─── Data shown ───

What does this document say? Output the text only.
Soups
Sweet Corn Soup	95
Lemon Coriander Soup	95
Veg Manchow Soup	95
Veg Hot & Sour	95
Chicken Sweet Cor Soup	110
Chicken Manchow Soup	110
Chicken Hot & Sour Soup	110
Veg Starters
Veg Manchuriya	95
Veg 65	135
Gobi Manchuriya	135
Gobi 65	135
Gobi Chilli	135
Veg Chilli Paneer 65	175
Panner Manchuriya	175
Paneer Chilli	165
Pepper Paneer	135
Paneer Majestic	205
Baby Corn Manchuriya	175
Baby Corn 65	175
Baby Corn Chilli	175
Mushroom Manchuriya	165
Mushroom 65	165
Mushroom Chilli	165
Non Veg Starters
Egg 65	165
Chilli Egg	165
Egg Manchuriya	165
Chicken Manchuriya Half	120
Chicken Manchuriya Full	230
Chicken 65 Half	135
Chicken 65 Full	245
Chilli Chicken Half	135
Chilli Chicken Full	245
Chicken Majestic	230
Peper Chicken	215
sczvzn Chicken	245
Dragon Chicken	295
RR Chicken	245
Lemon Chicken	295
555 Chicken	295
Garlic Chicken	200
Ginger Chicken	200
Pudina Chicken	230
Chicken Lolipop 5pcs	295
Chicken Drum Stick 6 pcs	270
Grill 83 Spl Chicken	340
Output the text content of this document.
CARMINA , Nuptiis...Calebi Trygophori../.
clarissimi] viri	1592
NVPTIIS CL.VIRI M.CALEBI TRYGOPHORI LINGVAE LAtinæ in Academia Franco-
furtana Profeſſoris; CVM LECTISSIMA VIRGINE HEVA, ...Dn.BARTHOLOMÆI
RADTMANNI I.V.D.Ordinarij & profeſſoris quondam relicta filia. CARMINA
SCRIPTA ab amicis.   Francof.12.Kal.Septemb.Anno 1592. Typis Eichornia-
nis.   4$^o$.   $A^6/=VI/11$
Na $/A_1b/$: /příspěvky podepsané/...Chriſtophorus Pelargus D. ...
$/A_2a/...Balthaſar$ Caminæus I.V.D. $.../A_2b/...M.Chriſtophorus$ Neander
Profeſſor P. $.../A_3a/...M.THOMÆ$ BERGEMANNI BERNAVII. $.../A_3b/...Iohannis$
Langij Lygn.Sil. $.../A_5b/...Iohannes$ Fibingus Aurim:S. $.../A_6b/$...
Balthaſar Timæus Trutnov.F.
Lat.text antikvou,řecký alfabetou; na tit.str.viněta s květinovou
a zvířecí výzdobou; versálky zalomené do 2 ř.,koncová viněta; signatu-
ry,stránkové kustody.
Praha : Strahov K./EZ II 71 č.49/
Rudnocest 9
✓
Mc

───

Given request —
Write the entire listing out again, word for word.

Answer to the task —
What does this document say? Output the text only.
Soups
Sweet Corn Soup	95
Lemon Coriander Soup	95
Veg Manchow Soup	95
Veg Hot & Sour	95
Chicken Sweet Cor Soup	110
Chicken Manchow Soup	110
Chicken Hot & Sour Soup	110
Veg Starters
Veg Manchuriya	95
Veg 65	135
Gobi Manchuriya	135
Gobi 65	135
Gobi Chilli	135
Veg Chilli Paneer 65	175
Panner Manchuriya	175
Paneer Chilli	165
Pepper Paneer	135
Paneer Majestic	205
Baby Corn Manchuriya	175
Baby Corn 65	175
Baby Corn Chilli	175
Mushroom Manchuriya	165
Mushroom 65	165
Mushroom Chilli	165
Non Veg Starters
Egg 65	165
Chilli Egg	165
Egg Manchuriya	165
Chicken Manchuriya Half	120
Chicken Manchuriya Full	230
Chicken 65 Half	135
Chicken 65 Full	245
Chilli Chicken Half	135
Chilli Chicken Full	245
Chicken Majestic	230
Peper Chicken	215
sczvzn Chicken	245
Dragon Chicken	295
RR Chicken	245
Lemon Chicken	295
555 Chicken	295
Garlic Chicken	200
Ginger Chicken	200
Pudina Chicken	230
Chicken Lolipop 5pcs	295
Chicken Drum Stick 6 pcs	270
Grill 83 Spl Chicken	340
Output the text content of this document.
CARMINA , Nuptiis...Calebi Trygophori../.
clarissimi] viri	1592
NVPTIIS CL.VIRI M.CALEBI TRYGOPHORI LINGVAE LAtinæ in Academia Franco-
furtana Profeſſoris; CVM LECTISSIMA VIRGINE HEVA, ...Dn.BARTHOLOMÆI
RADTMANNI I.V.D.Ordinarij & profeſſoris quondam relicta filia. CARMINA
SCRIPTA ab amicis.   Francof.12.Kal.Septemb.Anno 1592. Typis Eichornia-
nis.   4$^o$.   $A^6/=VI/11$
Na $/A_1b/$: /příspěvky podepsané/...Chriſtophorus Pelargus D. ...
$/A_2a/...Balthaſar$ Caminæus I.V.D. $.../A_2b/...M.Chriſtophorus$ Neander
Profeſſor P. $.../A_3a/...M.THOMÆ$ BERGEMANNI BERNAVII. $.../A_3b/...Iohannis$
Langij Lygn.Sil. $.../A_5b/...Iohannes$ Fibingus Aurim:S. $.../A_6b/$...
Balthaſar Timæus Trutnov.F.
Lat.text antikvou,řecký alfabetou; na tit.str.viněta s květinovou
a zvířecí výzdobou; versálky zalomené do 2 ř.,koncová viněta; signatu-
ry,stránkové kustody.
Praha : Strahov K./EZ II 71 č.49/
Rudnocest 9
✓
Mc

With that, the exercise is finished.